__WRITTEN INSTRUCTION__: Check each line of the records below for the word "Auftreten" and copy those where it appears.

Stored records
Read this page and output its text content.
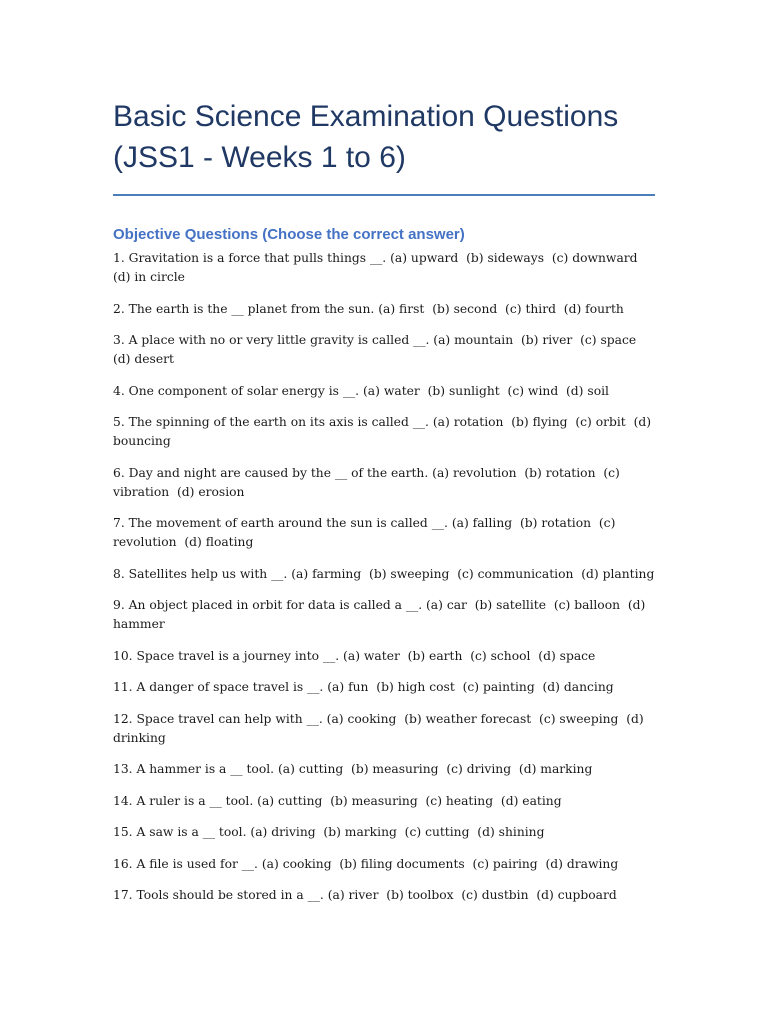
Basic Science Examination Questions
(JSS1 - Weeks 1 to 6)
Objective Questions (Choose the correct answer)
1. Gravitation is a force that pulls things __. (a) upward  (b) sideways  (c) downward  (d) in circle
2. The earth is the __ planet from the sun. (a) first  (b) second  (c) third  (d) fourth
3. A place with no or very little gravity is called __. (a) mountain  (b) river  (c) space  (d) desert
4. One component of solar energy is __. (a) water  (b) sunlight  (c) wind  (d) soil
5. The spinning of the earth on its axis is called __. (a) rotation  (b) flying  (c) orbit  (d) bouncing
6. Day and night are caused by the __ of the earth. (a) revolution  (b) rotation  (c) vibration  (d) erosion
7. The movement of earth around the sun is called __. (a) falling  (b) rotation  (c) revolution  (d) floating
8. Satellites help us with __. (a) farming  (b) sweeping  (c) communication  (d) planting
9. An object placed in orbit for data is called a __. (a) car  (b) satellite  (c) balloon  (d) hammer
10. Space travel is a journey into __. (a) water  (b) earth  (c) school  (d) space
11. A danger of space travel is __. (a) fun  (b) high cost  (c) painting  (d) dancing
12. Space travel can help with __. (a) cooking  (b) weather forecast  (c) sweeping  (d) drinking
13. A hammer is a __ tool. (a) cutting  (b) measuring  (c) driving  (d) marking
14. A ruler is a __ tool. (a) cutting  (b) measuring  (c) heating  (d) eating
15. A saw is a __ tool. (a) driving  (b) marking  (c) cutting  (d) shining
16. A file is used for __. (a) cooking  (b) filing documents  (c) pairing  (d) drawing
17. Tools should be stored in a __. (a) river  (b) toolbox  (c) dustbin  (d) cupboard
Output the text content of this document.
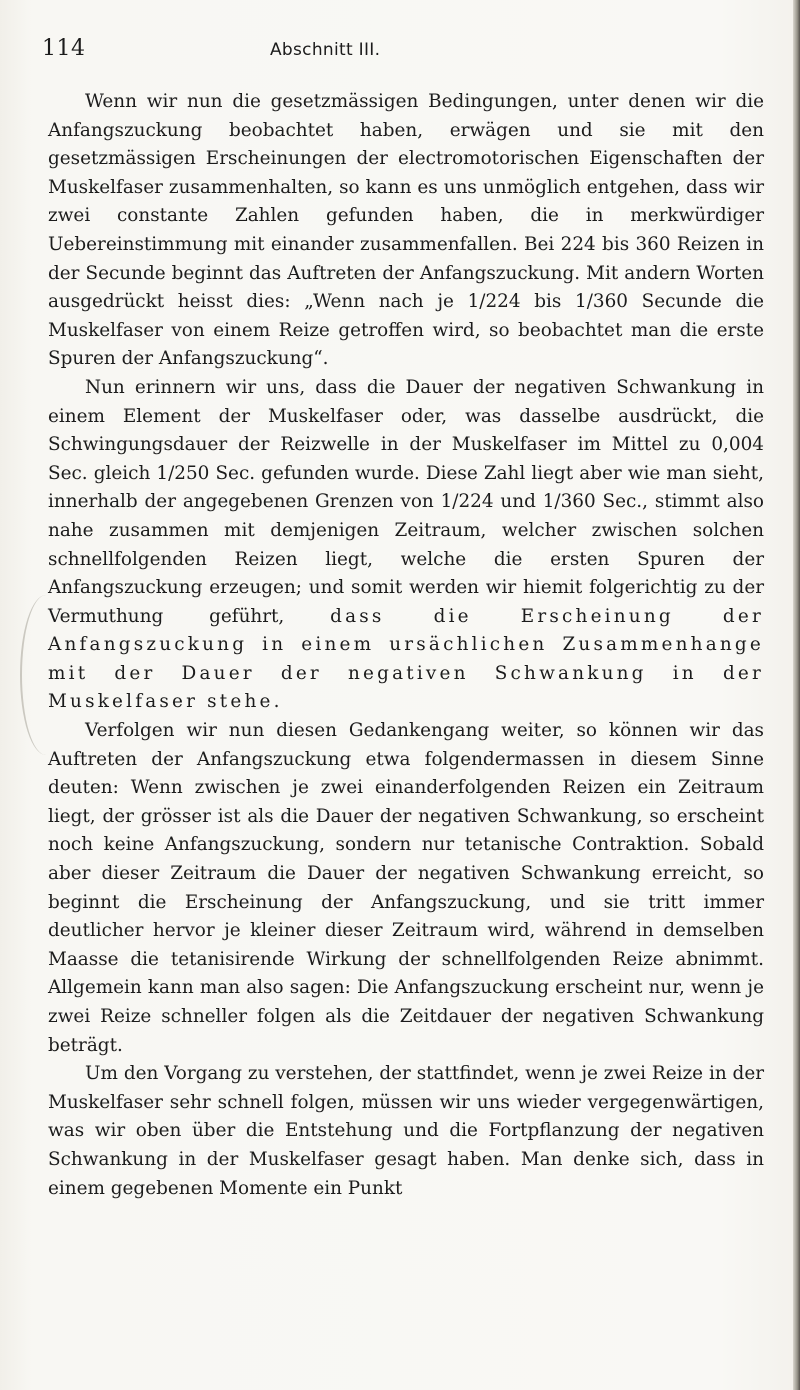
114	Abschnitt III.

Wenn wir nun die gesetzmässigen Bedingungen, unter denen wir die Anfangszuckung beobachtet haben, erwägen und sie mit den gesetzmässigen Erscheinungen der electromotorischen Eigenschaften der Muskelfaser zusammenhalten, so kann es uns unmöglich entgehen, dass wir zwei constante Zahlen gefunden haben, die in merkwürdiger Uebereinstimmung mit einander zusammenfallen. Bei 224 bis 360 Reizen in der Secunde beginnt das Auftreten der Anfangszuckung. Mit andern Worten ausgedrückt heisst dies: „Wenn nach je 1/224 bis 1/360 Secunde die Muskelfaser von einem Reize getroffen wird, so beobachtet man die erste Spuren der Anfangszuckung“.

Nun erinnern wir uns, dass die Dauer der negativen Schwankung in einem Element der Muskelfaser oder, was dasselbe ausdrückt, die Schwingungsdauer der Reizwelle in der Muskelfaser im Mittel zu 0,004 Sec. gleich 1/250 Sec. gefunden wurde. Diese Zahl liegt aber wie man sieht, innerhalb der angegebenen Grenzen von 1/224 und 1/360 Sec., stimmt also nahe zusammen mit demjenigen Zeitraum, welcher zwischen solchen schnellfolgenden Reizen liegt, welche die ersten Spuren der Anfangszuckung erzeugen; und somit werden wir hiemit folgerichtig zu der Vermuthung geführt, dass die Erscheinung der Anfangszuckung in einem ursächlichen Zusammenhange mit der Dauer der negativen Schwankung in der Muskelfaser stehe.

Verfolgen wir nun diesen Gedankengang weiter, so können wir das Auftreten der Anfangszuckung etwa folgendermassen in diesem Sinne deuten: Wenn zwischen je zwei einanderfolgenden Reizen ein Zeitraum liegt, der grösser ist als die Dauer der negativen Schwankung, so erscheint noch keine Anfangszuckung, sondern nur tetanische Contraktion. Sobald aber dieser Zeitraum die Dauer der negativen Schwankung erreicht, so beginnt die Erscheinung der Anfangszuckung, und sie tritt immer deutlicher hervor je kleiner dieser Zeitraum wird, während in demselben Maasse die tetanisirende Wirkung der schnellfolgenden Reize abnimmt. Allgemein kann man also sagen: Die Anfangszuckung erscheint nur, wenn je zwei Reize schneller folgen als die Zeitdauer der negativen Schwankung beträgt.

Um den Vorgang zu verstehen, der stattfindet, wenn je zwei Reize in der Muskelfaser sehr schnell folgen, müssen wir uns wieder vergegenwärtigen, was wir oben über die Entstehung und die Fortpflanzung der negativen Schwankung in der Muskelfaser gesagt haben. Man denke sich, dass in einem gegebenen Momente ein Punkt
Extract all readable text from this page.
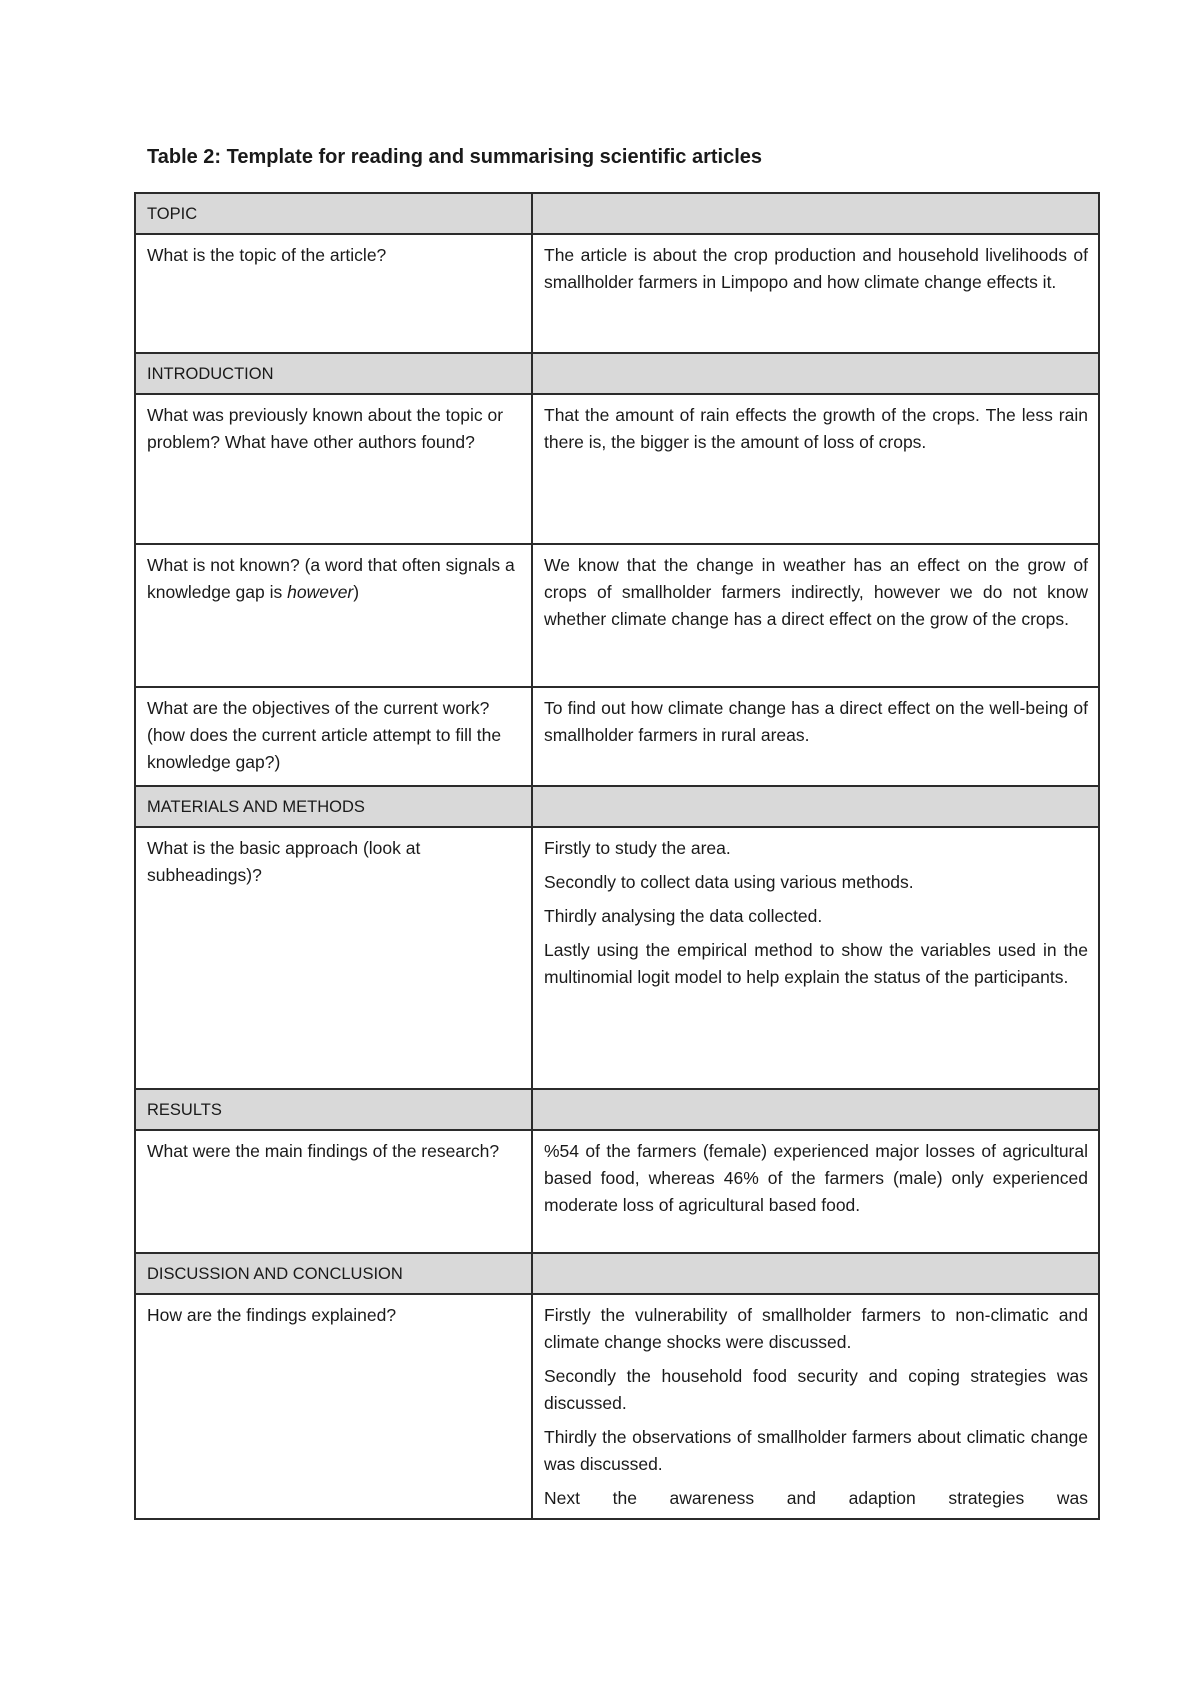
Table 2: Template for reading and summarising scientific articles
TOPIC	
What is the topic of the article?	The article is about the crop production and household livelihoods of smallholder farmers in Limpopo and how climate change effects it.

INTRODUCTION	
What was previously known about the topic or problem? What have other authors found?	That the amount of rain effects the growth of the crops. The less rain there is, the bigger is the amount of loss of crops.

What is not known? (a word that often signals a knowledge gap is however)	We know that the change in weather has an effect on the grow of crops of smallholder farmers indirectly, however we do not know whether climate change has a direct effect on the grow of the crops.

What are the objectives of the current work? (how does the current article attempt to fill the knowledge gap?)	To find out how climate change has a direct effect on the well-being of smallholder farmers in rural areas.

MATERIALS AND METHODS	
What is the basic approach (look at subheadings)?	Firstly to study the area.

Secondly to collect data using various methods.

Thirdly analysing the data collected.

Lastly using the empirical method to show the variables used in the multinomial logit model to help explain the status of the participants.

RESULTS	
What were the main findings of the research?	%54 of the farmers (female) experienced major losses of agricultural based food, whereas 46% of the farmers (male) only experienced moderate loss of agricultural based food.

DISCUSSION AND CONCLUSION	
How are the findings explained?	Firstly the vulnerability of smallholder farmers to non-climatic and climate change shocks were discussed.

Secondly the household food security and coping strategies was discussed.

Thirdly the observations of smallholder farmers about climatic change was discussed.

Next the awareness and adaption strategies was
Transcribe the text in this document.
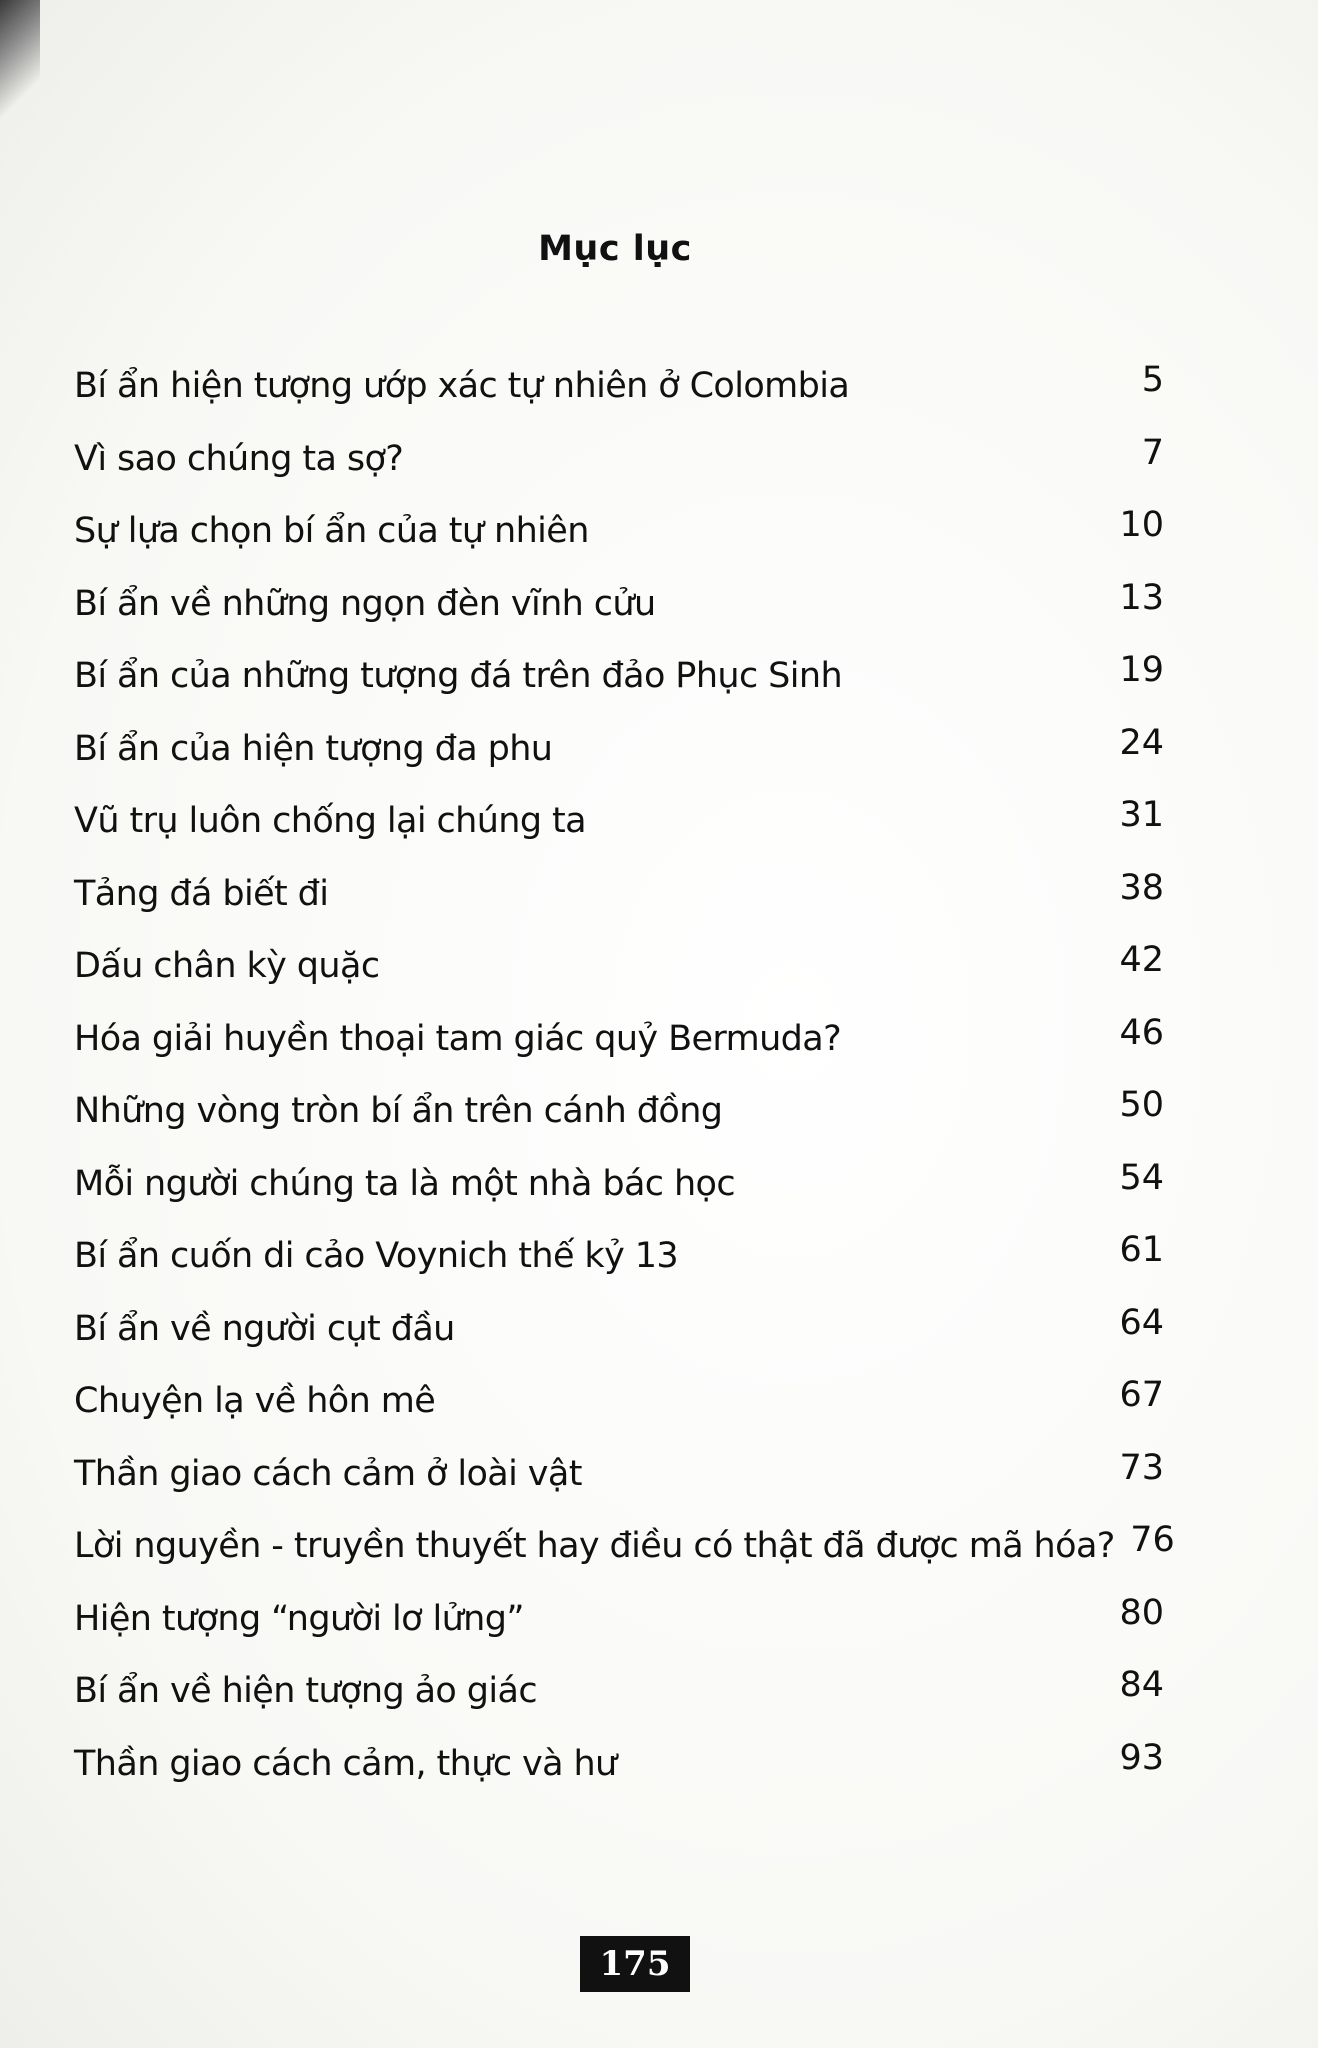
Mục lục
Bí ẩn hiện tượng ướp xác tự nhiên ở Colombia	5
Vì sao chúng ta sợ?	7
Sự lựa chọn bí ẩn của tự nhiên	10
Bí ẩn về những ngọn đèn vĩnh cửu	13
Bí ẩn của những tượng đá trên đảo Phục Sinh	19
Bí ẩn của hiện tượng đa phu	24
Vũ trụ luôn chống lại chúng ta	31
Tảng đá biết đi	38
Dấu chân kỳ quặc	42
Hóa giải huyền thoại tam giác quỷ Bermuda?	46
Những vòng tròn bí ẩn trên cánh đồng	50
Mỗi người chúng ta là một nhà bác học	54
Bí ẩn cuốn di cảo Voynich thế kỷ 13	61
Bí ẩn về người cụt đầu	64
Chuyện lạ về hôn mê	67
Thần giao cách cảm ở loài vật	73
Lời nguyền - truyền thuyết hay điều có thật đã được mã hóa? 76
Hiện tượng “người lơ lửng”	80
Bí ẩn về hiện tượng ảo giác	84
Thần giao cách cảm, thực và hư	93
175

__FULL ANSWER__:
Wenn wir nun die gesetzmässigen Bedingungen, unter denen wir die Anfangszuckung beobachtet haben, erwägen und sie mit den gesetzmässigen Erscheinungen der electromotorischen Eigenschaften der Muskelfaser zusammenhalten, so kann es uns unmöglich entgehen, dass wir zwei constante Zahlen gefunden haben, die in merkwürdiger Uebereinstimmung mit einander zusammenfallen. Bei 224 bis 360 Reizen in der Secunde beginnt das Auftreten der Anfangszuckung. Mit andern Worten ausgedrückt heisst dies: „Wenn nach je 1/224 bis 1/360 Secunde die Muskelfaser von einem Reize getroffen wird, so beobachtet man die erste Spuren der Anfangszuckung“.
Verfolgen wir nun diesen Gedankengang weiter, so können wir das Auftreten der Anfangszuckung etwa folgendermassen in diesem Sinne deuten: Wenn zwischen je zwei einanderfolgenden Reizen ein Zeitraum liegt, der grösser ist als die Dauer der negativen Schwankung, so erscheint noch keine Anfangszuckung, sondern nur tetanische Contraktion. Sobald aber dieser Zeitraum die Dauer der negativen Schwankung erreicht, so beginnt die Erscheinung der Anfangszuckung, und sie tritt immer deutlicher hervor je kleiner dieser Zeitraum wird, während in demselben Maasse die tetanisirende Wirkung der schnellfolgenden Reize abnimmt. Allgemein kann man also sagen: Die Anfangszuckung erscheint nur, wenn je zwei Reize schneller folgen als die Zeitdauer der negativen Schwankung beträgt.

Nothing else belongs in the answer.